─── Records for this exercise

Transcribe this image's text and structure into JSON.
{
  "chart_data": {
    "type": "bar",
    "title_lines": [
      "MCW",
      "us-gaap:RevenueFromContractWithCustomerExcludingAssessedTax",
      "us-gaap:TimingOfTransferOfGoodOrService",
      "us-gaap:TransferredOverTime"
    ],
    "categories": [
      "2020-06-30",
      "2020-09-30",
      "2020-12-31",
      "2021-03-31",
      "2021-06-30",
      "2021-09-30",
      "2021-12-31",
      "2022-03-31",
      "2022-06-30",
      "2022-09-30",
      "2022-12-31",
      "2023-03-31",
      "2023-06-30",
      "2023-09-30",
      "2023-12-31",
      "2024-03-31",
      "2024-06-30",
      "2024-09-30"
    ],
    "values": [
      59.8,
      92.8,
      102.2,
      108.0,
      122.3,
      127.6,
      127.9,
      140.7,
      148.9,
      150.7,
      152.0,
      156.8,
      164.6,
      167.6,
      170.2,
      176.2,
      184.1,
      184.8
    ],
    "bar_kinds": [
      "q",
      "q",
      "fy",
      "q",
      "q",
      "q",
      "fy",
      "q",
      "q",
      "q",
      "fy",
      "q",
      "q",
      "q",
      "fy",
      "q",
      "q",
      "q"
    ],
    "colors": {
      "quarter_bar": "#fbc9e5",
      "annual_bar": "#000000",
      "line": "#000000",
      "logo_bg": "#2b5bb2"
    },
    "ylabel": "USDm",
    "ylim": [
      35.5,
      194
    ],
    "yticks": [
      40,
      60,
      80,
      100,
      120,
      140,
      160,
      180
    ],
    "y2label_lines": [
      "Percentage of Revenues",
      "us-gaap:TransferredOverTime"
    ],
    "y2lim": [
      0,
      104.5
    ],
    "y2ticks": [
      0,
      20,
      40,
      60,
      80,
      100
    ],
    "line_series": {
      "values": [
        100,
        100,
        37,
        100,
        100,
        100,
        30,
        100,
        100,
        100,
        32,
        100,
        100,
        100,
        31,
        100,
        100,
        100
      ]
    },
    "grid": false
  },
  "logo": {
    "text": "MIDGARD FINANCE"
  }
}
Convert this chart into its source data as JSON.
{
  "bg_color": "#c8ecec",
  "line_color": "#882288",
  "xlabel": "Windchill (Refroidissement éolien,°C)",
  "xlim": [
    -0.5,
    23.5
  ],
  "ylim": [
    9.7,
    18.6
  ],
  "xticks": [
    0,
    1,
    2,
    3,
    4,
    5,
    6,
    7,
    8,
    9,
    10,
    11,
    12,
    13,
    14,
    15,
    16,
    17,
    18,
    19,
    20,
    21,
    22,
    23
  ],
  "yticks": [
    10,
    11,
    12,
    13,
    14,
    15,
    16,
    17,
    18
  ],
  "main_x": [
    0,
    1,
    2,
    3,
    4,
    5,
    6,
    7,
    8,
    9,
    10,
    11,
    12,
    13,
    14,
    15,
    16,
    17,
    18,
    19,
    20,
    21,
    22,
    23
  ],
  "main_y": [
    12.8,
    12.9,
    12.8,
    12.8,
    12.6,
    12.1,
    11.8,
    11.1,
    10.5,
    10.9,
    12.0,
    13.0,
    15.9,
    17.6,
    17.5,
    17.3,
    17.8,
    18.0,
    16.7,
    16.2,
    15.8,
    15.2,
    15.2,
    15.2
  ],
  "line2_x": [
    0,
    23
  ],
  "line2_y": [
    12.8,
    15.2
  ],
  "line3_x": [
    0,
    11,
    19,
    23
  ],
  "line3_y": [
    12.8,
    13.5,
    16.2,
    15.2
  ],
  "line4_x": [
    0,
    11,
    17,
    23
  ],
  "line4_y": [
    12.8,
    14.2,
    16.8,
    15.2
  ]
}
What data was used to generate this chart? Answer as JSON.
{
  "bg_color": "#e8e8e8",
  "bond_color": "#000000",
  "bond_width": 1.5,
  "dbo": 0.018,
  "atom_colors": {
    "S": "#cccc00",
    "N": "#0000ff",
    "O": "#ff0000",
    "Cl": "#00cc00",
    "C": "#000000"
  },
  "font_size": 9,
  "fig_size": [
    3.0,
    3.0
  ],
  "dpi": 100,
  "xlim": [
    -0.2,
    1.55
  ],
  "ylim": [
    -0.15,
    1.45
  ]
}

──────

◆ Brief
Write out the whole listing again. Match it word for word.

◆ Output of the exercise
Transcribe this image's text and structure into JSON.
{
  "chart_data": {
    "type": "bar",
    "title_lines": [
      "MCW",
      "us-gaap:RevenueFromContractWithCustomerExcludingAssessedTax",
      "us-gaap:TimingOfTransferOfGoodOrService",
      "us-gaap:TransferredOverTime"
    ],
    "categories": [
      "2020-06-30",
      "2020-09-30",
      "2020-12-31",
      "2021-03-31",
      "2021-06-30",
      "2021-09-30",
      "2021-12-31",
      "2022-03-31",
      "2022-06-30",
      "2022-09-30",
      "2022-12-31",
      "2023-03-31",
      "2023-06-30",
      "2023-09-30",
      "2023-12-31",
      "2024-03-31",
      "2024-06-30",
      "2024-09-30"
    ],
    "values": [
      59.8,
      92.8,
      102.2,
      108.0,
      122.3,
      127.6,
      127.9,
      140.7,
      148.9,
      150.7,
      152.0,
      156.8,
      164.6,
      167.6,
      170.2,
      176.2,
      184.1,
      184.8
    ],
    "bar_kinds": [
      "q",
      "q",
      "fy",
      "q",
      "q",
      "q",
      "fy",
      "q",
      "q",
      "q",
      "fy",
      "q",
      "q",
      "q",
      "fy",
      "q",
      "q",
      "q"
    ],
    "colors": {
      "quarter_bar": "#fbc9e5",
      "annual_bar": "#000000",
      "line": "#000000",
      "logo_bg": "#2b5bb2"
    },
    "ylabel": "USDm",
    "ylim": [
      35.5,
      194
    ],
    "yticks": [
      40,
      60,
      80,
      100,
      120,
      140,
      160,
      180
    ],
    "y2label_lines": [
      "Percentage of Revenues",
      "us-gaap:TransferredOverTime"
    ],
    "y2lim": [
      0,
      104.5
    ],
    "y2ticks": [
      0,
      20,
      40,
      60,
      80,
      100
    ],
    "line_series": {
      "values": [
        100,
        100,
        37,
        100,
        100,
        100,
        30,
        100,
        100,
        100,
        32,
        100,
        100,
        100,
        31,
        100,
        100,
        100
      ]
    },
    "grid": false
  },
  "logo": {
    "text": "MIDGARD FINANCE"
  }
}
Convert this chart into its source data as JSON.
{
  "bg_color": "#c8ecec",
  "line_color": "#882288",
  "xlabel": "Windchill (Refroidissement éolien,°C)",
  "xlim": [
    -0.5,
    23.5
  ],
  "ylim": [
    9.7,
    18.6
  ],
  "xticks": [
    0,
    1,
    2,
    3,
    4,
    5,
    6,
    7,
    8,
    9,
    10,
    11,
    12,
    13,
    14,
    15,
    16,
    17,
    18,
    19,
    20,
    21,
    22,
    23
  ],
  "yticks": [
    10,
    11,
    12,
    13,
    14,
    15,
    16,
    17,
    18
  ],
  "main_x": [
    0,
    1,
    2,
    3,
    4,
    5,
    6,
    7,
    8,
    9,
    10,
    11,
    12,
    13,
    14,
    15,
    16,
    17,
    18,
    19,
    20,
    21,
    22,
    23
  ],
  "main_y": [
    12.8,
    12.9,
    12.8,
    12.8,
    12.6,
    12.1,
    11.8,
    11.1,
    10.5,
    10.9,
    12.0,
    13.0,
    15.9,
    17.6,
    17.5,
    17.3,
    17.8,
    18.0,
    16.7,
    16.2,
    15.8,
    15.2,
    15.2,
    15.2
  ],
  "line2_x": [
    0,
    23
  ],
  "line2_y": [
    12.8,
    15.2
  ],
  "line3_x": [
    0,
    11,
    19,
    23
  ],
  "line3_y": [
    12.8,
    13.5,
    16.2,
    15.2
  ],
  "line4_x": [
    0,
    11,
    17,
    23
  ],
  "line4_y": [
    12.8,
    14.2,
    16.8,
    15.2
  ]
}
What data was used to generate this chart? Answer as JSON.
{
  "bg_color": "#e8e8e8",
  "bond_color": "#000000",
  "bond_width": 1.5,
  "dbo": 0.018,
  "atom_colors": {
    "S": "#cccc00",
    "N": "#0000ff",
    "O": "#ff0000",
    "Cl": "#00cc00",
    "C": "#000000"
  },
  "font_size": 9,
  "fig_size": [
    3.0,
    3.0
  ],
  "dpi": 100,
  "xlim": [
    -0.2,
    1.55
  ],
  "ylim": [
    -0.15,
    1.45
  ]
}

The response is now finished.